**EXTRAIT:**
-- -- --

Plus récemment, dans un jugement rendu le 7 novembre 2014, le tribunal administratif de Melun a jugé dans le même sens :
Considérant, d’une part, que ces dispositions n’impliquent pas que l’objet social d’une SPLA se confonde avec les compétences exercées par ses membres fondateurs ; qu’ainsi, la circonstance que la communauté́ d’agglomération de Marne-et-Gondoire exerce de plein droit, en application des dispositions de l’article L. 5216-5 du code général des collectivités territoriales, des compétences en matière d’aménagement de l’espace communautaire, ne fait pas obstacle à ce qu’elle puisse créer une SPLA dont l’objet social n’est pas circonscrit à l’espace communautaire ; que par suite, la première branche du moyen mentionné au point 5 doit être écartée ;
Considérant, d’autre part, que ces dispositions n’impliquent pas davantage que les membres créateurs d’une SPLA disposent des mêmes compétences sur un territoire identique, dès lors que chacun de ceux-ci exerce une compétence se rapportant à l’objet social de la SPLA […] (TA Melun, 7 novembre 2014, n°1206600).
Au regard de ces deux jurisprudences, sous réserve que les actionnaires d’une SEM ou SPL exercent des compétences complémentaires mais néanmoins distinctes qui se retrouvent dans l’objet social de la Société, aucun principe n’interdit la participation desdits actionnaires au capital de la Société.
Il s’agit aussi, de manière très explicite, de la position du TA de Clermont-Ferrand (1er juill. 2014, n° 1301728, 1301729, 1301730, 1301731 et 1301732, voir commentaire Y. Wels in Semaine Juridique ACT n° 5, 2 Février 2015, 2023).

-- -- --

**Enregistrements des contours d'éléments:**
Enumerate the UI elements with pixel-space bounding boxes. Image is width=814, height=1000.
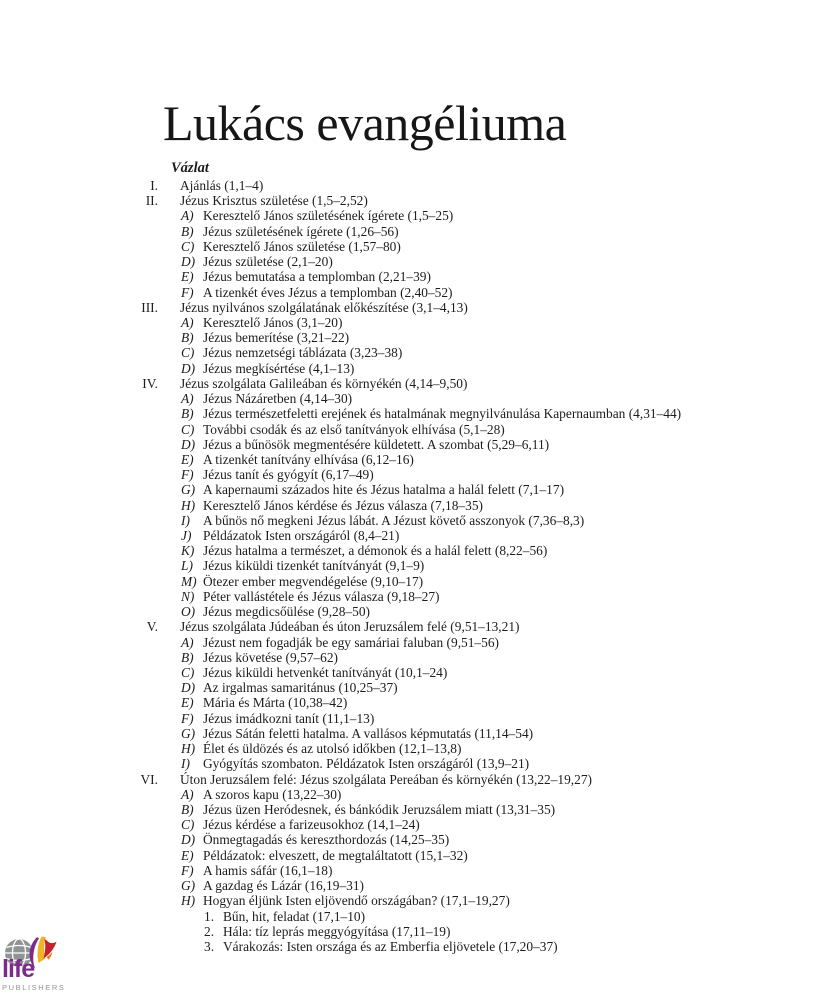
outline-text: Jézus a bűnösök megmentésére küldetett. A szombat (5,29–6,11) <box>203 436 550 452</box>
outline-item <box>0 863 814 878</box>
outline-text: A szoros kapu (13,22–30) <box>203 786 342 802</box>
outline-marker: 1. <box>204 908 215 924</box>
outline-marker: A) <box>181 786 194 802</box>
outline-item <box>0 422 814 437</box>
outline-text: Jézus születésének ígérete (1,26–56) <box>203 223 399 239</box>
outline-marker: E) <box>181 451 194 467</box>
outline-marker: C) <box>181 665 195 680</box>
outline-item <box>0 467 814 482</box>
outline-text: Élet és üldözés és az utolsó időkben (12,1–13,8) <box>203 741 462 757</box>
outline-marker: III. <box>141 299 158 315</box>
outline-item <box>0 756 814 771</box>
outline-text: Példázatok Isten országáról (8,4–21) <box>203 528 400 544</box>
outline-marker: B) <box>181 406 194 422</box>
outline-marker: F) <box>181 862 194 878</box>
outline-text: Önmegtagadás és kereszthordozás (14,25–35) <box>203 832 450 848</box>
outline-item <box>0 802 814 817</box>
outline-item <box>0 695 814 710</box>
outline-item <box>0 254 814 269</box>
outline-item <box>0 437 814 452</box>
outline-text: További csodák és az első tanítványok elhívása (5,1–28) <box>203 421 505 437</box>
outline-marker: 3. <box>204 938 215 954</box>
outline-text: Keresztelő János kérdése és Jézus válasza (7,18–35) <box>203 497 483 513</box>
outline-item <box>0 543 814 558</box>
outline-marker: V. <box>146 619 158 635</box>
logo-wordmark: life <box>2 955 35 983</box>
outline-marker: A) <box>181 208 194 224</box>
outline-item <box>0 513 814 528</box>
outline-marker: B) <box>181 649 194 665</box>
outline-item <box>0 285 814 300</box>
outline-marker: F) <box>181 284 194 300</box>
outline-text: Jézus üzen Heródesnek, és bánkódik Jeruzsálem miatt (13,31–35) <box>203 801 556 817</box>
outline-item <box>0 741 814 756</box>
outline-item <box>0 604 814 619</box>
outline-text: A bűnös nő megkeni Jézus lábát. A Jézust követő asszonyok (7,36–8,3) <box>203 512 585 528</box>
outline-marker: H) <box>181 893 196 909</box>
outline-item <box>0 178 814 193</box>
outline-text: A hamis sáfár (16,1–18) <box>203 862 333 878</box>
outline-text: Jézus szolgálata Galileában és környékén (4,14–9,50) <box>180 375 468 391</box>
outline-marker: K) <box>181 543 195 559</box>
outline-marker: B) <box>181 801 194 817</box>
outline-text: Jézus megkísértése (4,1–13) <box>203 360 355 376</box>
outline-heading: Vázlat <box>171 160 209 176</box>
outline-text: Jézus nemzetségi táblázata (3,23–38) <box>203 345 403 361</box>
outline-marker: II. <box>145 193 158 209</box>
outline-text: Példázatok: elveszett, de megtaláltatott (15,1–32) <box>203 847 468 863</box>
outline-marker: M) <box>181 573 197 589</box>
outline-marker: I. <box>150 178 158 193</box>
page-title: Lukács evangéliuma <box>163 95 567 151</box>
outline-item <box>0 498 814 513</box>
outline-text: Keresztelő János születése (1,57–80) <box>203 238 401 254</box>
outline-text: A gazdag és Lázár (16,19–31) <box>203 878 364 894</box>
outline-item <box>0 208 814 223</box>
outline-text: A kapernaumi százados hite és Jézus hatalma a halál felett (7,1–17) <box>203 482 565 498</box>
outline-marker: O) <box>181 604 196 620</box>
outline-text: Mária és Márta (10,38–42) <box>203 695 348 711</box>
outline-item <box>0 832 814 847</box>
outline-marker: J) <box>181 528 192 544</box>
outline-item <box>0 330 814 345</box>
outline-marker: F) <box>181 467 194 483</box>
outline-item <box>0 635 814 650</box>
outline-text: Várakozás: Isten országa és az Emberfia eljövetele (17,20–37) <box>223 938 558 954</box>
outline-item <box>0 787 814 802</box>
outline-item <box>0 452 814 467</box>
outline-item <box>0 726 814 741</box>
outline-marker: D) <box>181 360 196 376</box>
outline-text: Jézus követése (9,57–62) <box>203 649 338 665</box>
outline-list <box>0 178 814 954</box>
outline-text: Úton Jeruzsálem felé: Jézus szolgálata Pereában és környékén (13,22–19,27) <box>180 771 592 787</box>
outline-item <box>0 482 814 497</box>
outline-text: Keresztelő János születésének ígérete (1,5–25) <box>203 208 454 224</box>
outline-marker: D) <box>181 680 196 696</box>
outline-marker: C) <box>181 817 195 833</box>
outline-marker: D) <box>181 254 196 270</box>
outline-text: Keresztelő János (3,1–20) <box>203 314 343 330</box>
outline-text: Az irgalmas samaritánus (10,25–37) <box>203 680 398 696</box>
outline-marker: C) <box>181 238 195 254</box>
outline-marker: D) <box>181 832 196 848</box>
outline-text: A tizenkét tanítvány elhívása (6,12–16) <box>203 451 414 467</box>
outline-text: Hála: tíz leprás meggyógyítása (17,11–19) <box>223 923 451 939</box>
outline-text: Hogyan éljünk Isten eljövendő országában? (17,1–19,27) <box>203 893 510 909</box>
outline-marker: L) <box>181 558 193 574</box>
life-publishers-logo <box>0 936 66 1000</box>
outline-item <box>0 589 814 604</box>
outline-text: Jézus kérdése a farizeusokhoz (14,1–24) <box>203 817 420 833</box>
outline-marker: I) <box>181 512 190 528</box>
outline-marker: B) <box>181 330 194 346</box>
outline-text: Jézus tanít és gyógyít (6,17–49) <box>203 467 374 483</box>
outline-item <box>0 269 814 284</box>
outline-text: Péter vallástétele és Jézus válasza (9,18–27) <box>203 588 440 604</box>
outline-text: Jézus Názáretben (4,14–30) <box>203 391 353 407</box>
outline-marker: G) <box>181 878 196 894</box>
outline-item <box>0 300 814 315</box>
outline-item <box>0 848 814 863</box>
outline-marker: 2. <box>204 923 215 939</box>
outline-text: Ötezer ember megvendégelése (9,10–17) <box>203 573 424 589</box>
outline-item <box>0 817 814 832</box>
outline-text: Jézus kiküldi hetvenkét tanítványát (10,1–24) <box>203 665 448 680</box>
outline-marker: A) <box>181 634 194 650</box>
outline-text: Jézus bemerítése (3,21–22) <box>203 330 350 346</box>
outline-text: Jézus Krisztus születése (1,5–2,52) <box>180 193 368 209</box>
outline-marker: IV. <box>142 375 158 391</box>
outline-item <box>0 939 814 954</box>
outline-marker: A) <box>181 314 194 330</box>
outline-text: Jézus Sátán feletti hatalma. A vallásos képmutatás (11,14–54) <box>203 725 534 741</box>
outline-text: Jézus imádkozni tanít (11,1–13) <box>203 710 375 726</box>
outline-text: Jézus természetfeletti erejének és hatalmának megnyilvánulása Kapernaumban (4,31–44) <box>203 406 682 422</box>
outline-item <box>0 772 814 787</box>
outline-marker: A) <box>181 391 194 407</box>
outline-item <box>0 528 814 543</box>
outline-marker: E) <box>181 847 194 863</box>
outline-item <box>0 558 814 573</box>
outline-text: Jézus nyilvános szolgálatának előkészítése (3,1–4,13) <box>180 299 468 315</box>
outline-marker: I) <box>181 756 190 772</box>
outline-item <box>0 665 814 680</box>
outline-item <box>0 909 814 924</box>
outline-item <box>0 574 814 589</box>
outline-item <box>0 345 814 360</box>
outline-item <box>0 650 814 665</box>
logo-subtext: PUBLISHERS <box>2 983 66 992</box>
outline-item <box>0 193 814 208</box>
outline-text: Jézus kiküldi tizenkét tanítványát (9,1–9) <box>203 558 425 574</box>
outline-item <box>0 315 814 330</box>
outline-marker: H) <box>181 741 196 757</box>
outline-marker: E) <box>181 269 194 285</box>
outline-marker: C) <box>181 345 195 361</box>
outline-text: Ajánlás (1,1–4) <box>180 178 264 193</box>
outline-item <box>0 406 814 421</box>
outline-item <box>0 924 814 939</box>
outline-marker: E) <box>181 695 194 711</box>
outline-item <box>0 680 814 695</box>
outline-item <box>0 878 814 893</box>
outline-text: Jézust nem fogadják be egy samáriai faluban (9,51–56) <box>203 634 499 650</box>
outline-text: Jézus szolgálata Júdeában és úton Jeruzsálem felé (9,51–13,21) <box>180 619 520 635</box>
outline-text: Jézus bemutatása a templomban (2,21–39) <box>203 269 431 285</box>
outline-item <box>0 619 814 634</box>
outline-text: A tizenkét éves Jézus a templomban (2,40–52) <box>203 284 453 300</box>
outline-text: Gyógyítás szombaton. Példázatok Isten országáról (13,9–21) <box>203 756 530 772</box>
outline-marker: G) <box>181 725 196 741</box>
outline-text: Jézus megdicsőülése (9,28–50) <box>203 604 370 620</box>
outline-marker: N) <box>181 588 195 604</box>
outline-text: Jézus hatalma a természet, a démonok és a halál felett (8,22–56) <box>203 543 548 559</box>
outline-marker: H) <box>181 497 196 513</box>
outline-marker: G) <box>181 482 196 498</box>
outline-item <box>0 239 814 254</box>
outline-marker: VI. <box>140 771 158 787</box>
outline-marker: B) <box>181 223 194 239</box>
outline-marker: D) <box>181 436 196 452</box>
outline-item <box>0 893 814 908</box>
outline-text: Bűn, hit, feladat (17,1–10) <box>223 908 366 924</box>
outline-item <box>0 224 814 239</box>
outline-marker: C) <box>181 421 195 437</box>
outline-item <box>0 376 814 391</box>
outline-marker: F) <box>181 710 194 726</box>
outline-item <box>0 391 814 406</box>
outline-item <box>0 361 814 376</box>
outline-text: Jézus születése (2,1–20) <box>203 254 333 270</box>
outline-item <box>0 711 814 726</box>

-- -- --

**OBJECTIFS:**
[A] Relevez tous les numéros attribués aux jugements des tribunaux administratifs cités dans l'extrait sur les SPLA.
[B] Écrivez la suite de l'extrait sur les SPLA, en partant de la fin de sa dernière phrase.

**RÉPONSES:**
[A] 1206600, 1301728, 1301729, 1301730, 1301731, 1301732

[B]
Cette position, qui apparaît comme étant la plus fiable en droit, a toutefois été contredite par le tribunal administratif de Rennes dans un jugement rendu le 11 avril 2013 :
« 4. Considérant qu’il ressort des pièces des dossiers que, depuis le 1er janvier 2011, les collectivités membres de la communauté d’agglomération LTA, dont les communes de Ploubezre, de Pleumeur-Bodou et de Ploumilliau et les communes membres des syndicats du Léguer et de la Baie, ont intégralement transféré à cet établissement public de coopération intercommunale la compétence “assainissement collectif et non collectif” ; que ce transfert de compétence fait ainsi obstacle à ce que les collectivités concernées puissent entrer au capital d’une SPL, dont l’objet social s’inscrit dans le cadre de cette compétence transférée, dès lors que cela aurait pour effet de les faire participer, en leur qualité d’actionnaires, aux décisions de la SPL concernant la mise en oeuvre de cette compétence en méconnaissance des principes de spécialité et d’exclusivité régissant les transferts de compétences ; que, de même, la communauté d’agglomération LTA, qui ne dispose que de la seule compétence relative à la protection de la ressource en eau, notamment dans le cadre d’actions de restauration et d’entretien des cours d’eau et des zones humides ne peut, pour les mêmes motifs, être actionnaire d’une SPL compétente en matière de gestion de l’eau potable, demeurée de la compétence des communes de Pleumeur-Bodou, Ploubezre, Ploumilliau et des syndicats du Léguer et de la Baie ;
Considérant qu’il résulte de ce qui précède que dès lors qu’une collectivité ne peut adhérer à une SPL dont seulement une partie de l’activité relèverait de son champ de compétence, le préfet des Côtes-d’Armor est fondé à demander l’annulation des délibérations litigieuses ; que si le préfet des Côtes-d’Armor demande également l’annulation des actes qui découlent de la création de la SPL LTEau, il n’assortit pas cette demande de précisions suffisantes sur la nature des actes en cause et il appartient, en tout état de cause, aux collectivités concernées de tirer elles-mêmes les conséquences des annulations prononcées par le présent jugement ; (TA de Rennes, 11 avril 2013, Communauté d’agglomération Lannion-Trégor agglomeration, n°1203243).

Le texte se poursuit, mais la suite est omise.